Collected data
::::::::

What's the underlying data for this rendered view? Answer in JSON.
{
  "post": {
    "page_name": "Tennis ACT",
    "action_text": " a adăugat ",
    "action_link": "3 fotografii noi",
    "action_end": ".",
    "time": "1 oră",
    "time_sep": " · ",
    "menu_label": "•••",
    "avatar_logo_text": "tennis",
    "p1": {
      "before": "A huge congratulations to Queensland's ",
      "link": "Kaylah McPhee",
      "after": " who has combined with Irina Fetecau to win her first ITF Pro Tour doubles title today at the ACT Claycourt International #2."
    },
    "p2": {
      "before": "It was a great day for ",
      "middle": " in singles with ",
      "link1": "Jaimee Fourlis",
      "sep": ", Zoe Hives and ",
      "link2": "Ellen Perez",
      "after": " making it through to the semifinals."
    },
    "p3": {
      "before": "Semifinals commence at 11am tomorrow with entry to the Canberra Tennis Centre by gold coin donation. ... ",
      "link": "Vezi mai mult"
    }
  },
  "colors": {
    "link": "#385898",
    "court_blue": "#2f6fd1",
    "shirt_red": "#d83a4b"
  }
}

::::::::

* [YOUR INSTRUCTIONS] Each line above must be printed exactly as it appears.

* [TASK RESULT]
What's the underlying data for this rendered view? Answer in JSON.
{
  "post": {
    "page_name": "Tennis ACT",
    "action_text": " a adăugat ",
    "action_link": "3 fotografii noi",
    "action_end": ".",
    "time": "1 oră",
    "time_sep": " · ",
    "menu_label": "•••",
    "avatar_logo_text": "tennis",
    "p1": {
      "before": "A huge congratulations to Queensland's ",
      "link": "Kaylah McPhee",
      "after": " who has combined with Irina Fetecau to win her first ITF Pro Tour doubles title today at the ACT Claycourt International #2."
    },
    "p2": {
      "before": "It was a great day for ",
      "middle": " in singles with ",
      "link1": "Jaimee Fourlis",
      "sep": ", Zoe Hives and ",
      "link2": "Ellen Perez",
      "after": " making it through to the semifinals."
    },
    "p3": {
      "before": "Semifinals commence at 11am tomorrow with entry to the Canberra Tennis Centre by gold coin donation. ... ",
      "link": "Vezi mai mult"
    }
  },
  "colors": {
    "link": "#385898",
    "court_blue": "#2f6fd1",
    "shirt_red": "#d83a4b"
  }
}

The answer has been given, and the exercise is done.